REQUIRED WORK -
Could you output each line of the data that follows exactly?

(Extracts from a graphics dataset)
◆ ◆ ◆ ◆
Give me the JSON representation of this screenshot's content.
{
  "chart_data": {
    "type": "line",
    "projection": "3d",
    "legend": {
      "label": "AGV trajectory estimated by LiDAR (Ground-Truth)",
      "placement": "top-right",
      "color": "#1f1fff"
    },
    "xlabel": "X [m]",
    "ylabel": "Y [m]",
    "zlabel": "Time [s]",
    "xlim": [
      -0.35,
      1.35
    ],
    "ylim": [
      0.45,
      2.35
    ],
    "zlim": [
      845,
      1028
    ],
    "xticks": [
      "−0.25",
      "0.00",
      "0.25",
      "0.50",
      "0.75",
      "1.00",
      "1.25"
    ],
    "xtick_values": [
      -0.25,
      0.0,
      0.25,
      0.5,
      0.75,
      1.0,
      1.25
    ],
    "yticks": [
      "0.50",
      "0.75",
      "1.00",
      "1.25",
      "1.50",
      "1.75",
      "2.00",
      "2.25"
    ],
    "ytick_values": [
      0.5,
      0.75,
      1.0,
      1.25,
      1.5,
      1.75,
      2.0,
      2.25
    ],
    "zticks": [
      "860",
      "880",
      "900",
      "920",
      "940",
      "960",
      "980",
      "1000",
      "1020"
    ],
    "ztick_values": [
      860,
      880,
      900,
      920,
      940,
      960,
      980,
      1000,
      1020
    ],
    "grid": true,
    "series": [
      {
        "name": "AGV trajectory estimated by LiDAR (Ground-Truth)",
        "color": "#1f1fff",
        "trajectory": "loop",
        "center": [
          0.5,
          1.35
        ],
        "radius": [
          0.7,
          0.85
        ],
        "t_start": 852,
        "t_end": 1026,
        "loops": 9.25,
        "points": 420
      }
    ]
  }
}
◆ ◆ ◆ ◆
SOLUTION -
Give me the JSON representation of this screenshot's content.
{
  "chart_data": {
    "type": "line",
    "projection": "3d",
    "legend": {
      "label": "AGV trajectory estimated by LiDAR (Ground-Truth)",
      "placement": "top-right",
      "color": "#1f1fff"
    },
    "xlabel": "X [m]",
    "ylabel": "Y [m]",
    "zlabel": "Time [s]",
    "xlim": [
      -0.35,
      1.35
    ],
    "ylim": [
      0.45,
      2.35
    ],
    "zlim": [
      845,
      1028
    ],
    "xticks": [
      "−0.25",
      "0.00",
      "0.25",
      "0.50",
      "0.75",
      "1.00",
      "1.25"
    ],
    "xtick_values": [
      -0.25,
      0.0,
      0.25,
      0.5,
      0.75,
      1.0,
      1.25
    ],
    "yticks": [
      "0.50",
      "0.75",
      "1.00",
      "1.25",
      "1.50",
      "1.75",
      "2.00",
      "2.25"
    ],
    "ytick_values": [
      0.5,
      0.75,
      1.0,
      1.25,
      1.5,
      1.75,
      2.0,
      2.25
    ],
    "zticks": [
      "860",
      "880",
      "900",
      "920",
      "940",
      "960",
      "980",
      "1000",
      "1020"
    ],
    "ztick_values": [
      860,
      880,
      900,
      920,
      940,
      960,
      980,
      1000,
      1020
    ],
    "grid": true,
    "series": [
      {
        "name": "AGV trajectory estimated by LiDAR (Ground-Truth)",
        "color": "#1f1fff",
        "trajectory": "loop",
        "center": [
          0.5,
          1.35
        ],
        "radius": [
          0.7,
          0.85
        ],
        "t_start": 852,
        "t_end": 1026,
        "loops": 9.25,
        "points": 420
      }
    ]
  }
}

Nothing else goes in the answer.